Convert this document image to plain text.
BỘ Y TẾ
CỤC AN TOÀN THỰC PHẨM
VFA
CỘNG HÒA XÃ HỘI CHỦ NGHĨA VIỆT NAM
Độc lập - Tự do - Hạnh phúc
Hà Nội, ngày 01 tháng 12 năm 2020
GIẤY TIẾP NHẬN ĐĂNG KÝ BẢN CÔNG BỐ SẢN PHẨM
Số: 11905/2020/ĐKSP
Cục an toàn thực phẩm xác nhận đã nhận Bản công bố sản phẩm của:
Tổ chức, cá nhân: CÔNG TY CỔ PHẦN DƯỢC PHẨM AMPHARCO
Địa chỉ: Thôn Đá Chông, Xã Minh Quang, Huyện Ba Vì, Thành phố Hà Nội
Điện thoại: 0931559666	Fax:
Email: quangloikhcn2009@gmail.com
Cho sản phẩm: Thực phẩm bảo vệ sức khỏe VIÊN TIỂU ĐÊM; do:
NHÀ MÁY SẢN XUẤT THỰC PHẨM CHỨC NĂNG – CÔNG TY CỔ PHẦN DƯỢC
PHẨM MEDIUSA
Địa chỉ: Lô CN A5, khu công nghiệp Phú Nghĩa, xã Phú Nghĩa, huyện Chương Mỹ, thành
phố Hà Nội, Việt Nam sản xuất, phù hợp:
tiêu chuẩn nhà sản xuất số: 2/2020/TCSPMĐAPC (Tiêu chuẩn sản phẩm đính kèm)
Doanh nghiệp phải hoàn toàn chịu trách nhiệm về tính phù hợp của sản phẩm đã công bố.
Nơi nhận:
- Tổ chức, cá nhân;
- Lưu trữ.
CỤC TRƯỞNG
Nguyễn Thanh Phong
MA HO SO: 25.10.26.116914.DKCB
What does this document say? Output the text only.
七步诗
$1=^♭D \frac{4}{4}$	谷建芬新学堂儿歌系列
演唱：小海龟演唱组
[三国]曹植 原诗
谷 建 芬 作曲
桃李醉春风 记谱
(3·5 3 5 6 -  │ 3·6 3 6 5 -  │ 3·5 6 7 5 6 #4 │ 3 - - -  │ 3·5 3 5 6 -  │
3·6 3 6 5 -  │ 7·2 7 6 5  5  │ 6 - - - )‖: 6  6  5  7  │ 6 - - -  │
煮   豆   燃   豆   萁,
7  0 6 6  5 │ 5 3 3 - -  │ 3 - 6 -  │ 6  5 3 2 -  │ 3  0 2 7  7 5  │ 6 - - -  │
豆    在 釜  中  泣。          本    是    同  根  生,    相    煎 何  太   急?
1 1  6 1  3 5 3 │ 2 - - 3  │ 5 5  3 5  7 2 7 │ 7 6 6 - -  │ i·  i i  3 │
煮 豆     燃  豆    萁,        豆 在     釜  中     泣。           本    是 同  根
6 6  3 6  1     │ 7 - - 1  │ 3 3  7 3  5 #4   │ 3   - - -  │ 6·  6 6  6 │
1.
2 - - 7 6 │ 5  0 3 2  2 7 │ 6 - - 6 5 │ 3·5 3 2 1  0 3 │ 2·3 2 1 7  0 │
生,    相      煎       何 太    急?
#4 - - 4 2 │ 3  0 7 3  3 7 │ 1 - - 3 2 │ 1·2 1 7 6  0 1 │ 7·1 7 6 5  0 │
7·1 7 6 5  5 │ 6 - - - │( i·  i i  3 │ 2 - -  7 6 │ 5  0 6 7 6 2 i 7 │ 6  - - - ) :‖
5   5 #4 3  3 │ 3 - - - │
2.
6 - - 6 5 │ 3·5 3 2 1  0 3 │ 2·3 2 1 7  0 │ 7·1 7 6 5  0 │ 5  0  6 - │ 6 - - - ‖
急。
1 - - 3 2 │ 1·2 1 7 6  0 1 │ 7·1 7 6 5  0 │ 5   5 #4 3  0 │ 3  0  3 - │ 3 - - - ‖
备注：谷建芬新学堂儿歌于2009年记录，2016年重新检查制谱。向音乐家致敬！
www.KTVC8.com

------------------------------------

**Exercise aim:** Extract the data exactly as given.

**Answer to this exercise:**
Convert this document image to plain text.
BỘ Y TẾ
CỤC AN TOÀN THỰC PHẨM
VFA
CỘNG HÒA XÃ HỘI CHỦ NGHĨA VIỆT NAM
Độc lập - Tự do - Hạnh phúc
Hà Nội, ngày 01 tháng 12 năm 2020
GIẤY TIẾP NHẬN ĐĂNG KÝ BẢN CÔNG BỐ SẢN PHẨM
Số: 11905/2020/ĐKSP
Cục an toàn thực phẩm xác nhận đã nhận Bản công bố sản phẩm của:
Tổ chức, cá nhân: CÔNG TY CỔ PHẦN DƯỢC PHẨM AMPHARCO
Địa chỉ: Thôn Đá Chông, Xã Minh Quang, Huyện Ba Vì, Thành phố Hà Nội
Điện thoại: 0931559666	Fax:
Email: quangloikhcn2009@gmail.com
Cho sản phẩm: Thực phẩm bảo vệ sức khỏe VIÊN TIỂU ĐÊM; do:
NHÀ MÁY SẢN XUẤT THỰC PHẨM CHỨC NĂNG – CÔNG TY CỔ PHẦN DƯỢC
PHẨM MEDIUSA
Địa chỉ: Lô CN A5, khu công nghiệp Phú Nghĩa, xã Phú Nghĩa, huyện Chương Mỹ, thành
phố Hà Nội, Việt Nam sản xuất, phù hợp:
tiêu chuẩn nhà sản xuất số: 2/2020/TCSPMĐAPC (Tiêu chuẩn sản phẩm đính kèm)
Doanh nghiệp phải hoàn toàn chịu trách nhiệm về tính phù hợp của sản phẩm đã công bố.
Nơi nhận:
- Tổ chức, cá nhân;
- Lưu trữ.
CỤC TRƯỞNG
Nguyễn Thanh Phong
MA HO SO: 25.10.26.116914.DKCB
What does this document say? Output the text only.
七步诗
$1=^♭D \frac{4}{4}$	谷建芬新学堂儿歌系列
演唱：小海龟演唱组
[三国]曹植 原诗
谷 建 芬 作曲
桃李醉春风 记谱
(3·5 3 5 6 -  │ 3·6 3 6 5 -  │ 3·5 6 7 5 6 #4 │ 3 - - -  │ 3·5 3 5 6 -  │
3·6 3 6 5 -  │ 7·2 7 6 5  5  │ 6 - - - )‖: 6  6  5  7  │ 6 - - -  │
煮   豆   燃   豆   萁,
7  0 6 6  5 │ 5 3 3 - -  │ 3 - 6 -  │ 6  5 3 2 -  │ 3  0 2 7  7 5  │ 6 - - -  │
豆    在 釜  中  泣。          本    是    同  根  生,    相    煎 何  太   急?
1 1  6 1  3 5 3 │ 2 - - 3  │ 5 5  3 5  7 2 7 │ 7 6 6 - -  │ i·  i i  3 │
煮 豆     燃  豆    萁,        豆 在     釜  中     泣。           本    是 同  根
6 6  3 6  1     │ 7 - - 1  │ 3 3  7 3  5 #4   │ 3   - - -  │ 6·  6 6  6 │
1.
2 - - 7 6 │ 5  0 3 2  2 7 │ 6 - - 6 5 │ 3·5 3 2 1  0 3 │ 2·3 2 1 7  0 │
生,    相      煎       何 太    急?
#4 - - 4 2 │ 3  0 7 3  3 7 │ 1 - - 3 2 │ 1·2 1 7 6  0 1 │ 7·1 7 6 5  0 │
7·1 7 6 5  5 │ 6 - - - │( i·  i i  3 │ 2 - -  7 6 │ 5  0 6 7 6 2 i 7 │ 6  - - - ) :‖
5   5 #4 3  3 │ 3 - - - │
2.
6 - - 6 5 │ 3·5 3 2 1  0 3 │ 2·3 2 1 7  0 │ 7·1 7 6 5  0 │ 5  0  6 - │ 6 - - - ‖
急。
1 - - 3 2 │ 1·2 1 7 6  0 1 │ 7·1 7 6 5  0 │ 5   5 #4 3  0 │ 3  0  3 - │ 3 - - - ‖
备注：谷建芬新学堂儿歌于2009年记录，2016年重新检查制谱。向音乐家致敬！
www.KTVC8.com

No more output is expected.